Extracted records
——————————

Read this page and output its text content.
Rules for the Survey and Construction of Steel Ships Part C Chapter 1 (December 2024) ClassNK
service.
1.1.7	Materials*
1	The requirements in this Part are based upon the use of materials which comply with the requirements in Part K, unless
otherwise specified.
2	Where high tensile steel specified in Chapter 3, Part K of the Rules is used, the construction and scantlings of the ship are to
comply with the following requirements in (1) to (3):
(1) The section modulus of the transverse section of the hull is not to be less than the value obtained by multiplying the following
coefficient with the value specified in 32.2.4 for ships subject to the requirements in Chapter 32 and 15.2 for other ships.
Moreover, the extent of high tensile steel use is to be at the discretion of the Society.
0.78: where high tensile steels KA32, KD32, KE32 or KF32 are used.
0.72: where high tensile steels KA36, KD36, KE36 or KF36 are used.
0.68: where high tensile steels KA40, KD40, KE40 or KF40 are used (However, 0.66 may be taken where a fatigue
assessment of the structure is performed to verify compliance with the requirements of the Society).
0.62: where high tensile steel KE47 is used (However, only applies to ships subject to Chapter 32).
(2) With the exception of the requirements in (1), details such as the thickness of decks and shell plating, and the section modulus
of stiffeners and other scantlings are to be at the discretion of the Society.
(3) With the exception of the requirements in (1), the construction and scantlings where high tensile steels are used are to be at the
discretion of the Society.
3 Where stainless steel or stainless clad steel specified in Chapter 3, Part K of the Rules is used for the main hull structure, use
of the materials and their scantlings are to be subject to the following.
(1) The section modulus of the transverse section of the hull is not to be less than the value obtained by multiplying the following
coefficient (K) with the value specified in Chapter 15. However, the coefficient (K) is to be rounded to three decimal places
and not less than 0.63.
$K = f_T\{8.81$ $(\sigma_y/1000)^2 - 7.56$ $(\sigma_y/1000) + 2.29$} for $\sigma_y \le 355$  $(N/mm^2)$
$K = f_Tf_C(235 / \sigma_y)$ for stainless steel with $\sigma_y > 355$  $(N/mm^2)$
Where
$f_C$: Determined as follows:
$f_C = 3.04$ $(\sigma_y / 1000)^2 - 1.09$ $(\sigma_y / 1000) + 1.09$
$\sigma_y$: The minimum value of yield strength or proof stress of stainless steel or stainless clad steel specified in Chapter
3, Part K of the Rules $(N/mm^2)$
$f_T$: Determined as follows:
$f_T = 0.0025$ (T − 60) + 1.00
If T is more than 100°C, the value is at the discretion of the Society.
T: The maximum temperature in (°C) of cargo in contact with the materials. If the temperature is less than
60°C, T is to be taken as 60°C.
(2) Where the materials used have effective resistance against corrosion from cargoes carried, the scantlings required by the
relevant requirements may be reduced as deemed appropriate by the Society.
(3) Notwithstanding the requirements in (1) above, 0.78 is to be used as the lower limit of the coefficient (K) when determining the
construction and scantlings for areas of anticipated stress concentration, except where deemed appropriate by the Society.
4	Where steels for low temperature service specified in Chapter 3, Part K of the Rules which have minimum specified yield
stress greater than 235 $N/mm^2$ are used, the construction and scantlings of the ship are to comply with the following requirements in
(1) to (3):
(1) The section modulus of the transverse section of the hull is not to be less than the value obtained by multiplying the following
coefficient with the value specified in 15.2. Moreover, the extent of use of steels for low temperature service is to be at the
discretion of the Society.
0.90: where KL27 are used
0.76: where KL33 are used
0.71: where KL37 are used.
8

——————————

● **TASK INSTRUCTIONS**: Make an exact copy of all the data.

● **WRITTEN RESPONSE**:
Read this page and output its text content.
Rules for the Survey and Construction of Steel Ships Part C Chapter 1 (December 2024) ClassNK
service.
1.1.7	Materials*
1	The requirements in this Part are based upon the use of materials which comply with the requirements in Part K, unless
otherwise specified.
2	Where high tensile steel specified in Chapter 3, Part K of the Rules is used, the construction and scantlings of the ship are to
comply with the following requirements in (1) to (3):
(1) The section modulus of the transverse section of the hull is not to be less than the value obtained by multiplying the following
coefficient with the value specified in 32.2.4 for ships subject to the requirements in Chapter 32 and 15.2 for other ships.
Moreover, the extent of high tensile steel use is to be at the discretion of the Society.
0.78: where high tensile steels KA32, KD32, KE32 or KF32 are used.
0.72: where high tensile steels KA36, KD36, KE36 or KF36 are used.
0.68: where high tensile steels KA40, KD40, KE40 or KF40 are used (However, 0.66 may be taken where a fatigue
assessment of the structure is performed to verify compliance with the requirements of the Society).
0.62: where high tensile steel KE47 is used (However, only applies to ships subject to Chapter 32).
(2) With the exception of the requirements in (1), details such as the thickness of decks and shell plating, and the section modulus
of stiffeners and other scantlings are to be at the discretion of the Society.
(3) With the exception of the requirements in (1), the construction and scantlings where high tensile steels are used are to be at the
discretion of the Society.
3 Where stainless steel or stainless clad steel specified in Chapter 3, Part K of the Rules is used for the main hull structure, use
of the materials and their scantlings are to be subject to the following.
(1) The section modulus of the transverse section of the hull is not to be less than the value obtained by multiplying the following
coefficient (K) with the value specified in Chapter 15. However, the coefficient (K) is to be rounded to three decimal places
and not less than 0.63.
$K = f_T\{8.81$ $(\sigma_y/1000)^2 - 7.56$ $(\sigma_y/1000) + 2.29$} for $\sigma_y \le 355$  $(N/mm^2)$
$K = f_Tf_C(235 / \sigma_y)$ for stainless steel with $\sigma_y > 355$  $(N/mm^2)$
Where
$f_C$: Determined as follows:
$f_C = 3.04$ $(\sigma_y / 1000)^2 - 1.09$ $(\sigma_y / 1000) + 1.09$
$\sigma_y$: The minimum value of yield strength or proof stress of stainless steel or stainless clad steel specified in Chapter
3, Part K of the Rules $(N/mm^2)$
$f_T$: Determined as follows:
$f_T = 0.0025$ (T − 60) + 1.00
If T is more than 100°C, the value is at the discretion of the Society.
T: The maximum temperature in (°C) of cargo in contact with the materials. If the temperature is less than
60°C, T is to be taken as 60°C.
(2) Where the materials used have effective resistance against corrosion from cargoes carried, the scantlings required by the
relevant requirements may be reduced as deemed appropriate by the Society.
(3) Notwithstanding the requirements in (1) above, 0.78 is to be used as the lower limit of the coefficient (K) when determining the
construction and scantlings for areas of anticipated stress concentration, except where deemed appropriate by the Society.
4	Where steels for low temperature service specified in Chapter 3, Part K of the Rules which have minimum specified yield
stress greater than 235 $N/mm^2$ are used, the construction and scantlings of the ship are to comply with the following requirements in
(1) to (3):
(1) The section modulus of the transverse section of the hull is not to be less than the value obtained by multiplying the following
coefficient with the value specified in 15.2. Moreover, the extent of use of steels for low temperature service is to be at the
discretion of the Society.
0.90: where KL27 are used
0.76: where KL33 are used
0.71: where KL37 are used.
8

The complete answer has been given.